Count every line that includes the string "piControl" in the entries that follow. Nothing besides the number is needed.

[Listing]
— begin —

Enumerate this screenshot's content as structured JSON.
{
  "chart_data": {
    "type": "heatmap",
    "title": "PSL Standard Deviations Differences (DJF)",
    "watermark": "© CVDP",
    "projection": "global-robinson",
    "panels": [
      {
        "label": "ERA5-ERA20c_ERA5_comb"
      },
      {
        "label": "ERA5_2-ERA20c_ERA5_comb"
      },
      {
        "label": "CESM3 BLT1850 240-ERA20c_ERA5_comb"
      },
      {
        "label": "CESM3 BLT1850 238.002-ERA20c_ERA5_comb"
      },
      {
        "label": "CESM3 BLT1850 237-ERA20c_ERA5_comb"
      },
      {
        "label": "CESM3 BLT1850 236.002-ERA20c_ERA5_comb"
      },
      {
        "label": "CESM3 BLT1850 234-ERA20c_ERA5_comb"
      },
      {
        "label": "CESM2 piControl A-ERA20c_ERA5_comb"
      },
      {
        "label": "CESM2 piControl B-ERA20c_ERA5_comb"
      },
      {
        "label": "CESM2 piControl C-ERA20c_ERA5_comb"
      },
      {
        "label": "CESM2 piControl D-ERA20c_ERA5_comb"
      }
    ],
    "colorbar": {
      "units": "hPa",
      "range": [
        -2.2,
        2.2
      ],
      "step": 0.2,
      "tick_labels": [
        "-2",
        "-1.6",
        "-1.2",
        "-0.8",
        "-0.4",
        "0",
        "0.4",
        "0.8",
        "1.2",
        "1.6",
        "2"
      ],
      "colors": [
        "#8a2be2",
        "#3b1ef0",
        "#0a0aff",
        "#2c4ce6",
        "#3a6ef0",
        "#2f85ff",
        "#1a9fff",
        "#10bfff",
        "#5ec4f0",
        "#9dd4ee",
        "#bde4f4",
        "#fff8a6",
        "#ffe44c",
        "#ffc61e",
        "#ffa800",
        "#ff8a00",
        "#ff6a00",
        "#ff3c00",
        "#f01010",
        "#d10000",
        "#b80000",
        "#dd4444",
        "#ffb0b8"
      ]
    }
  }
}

— end —

[Answer below] 4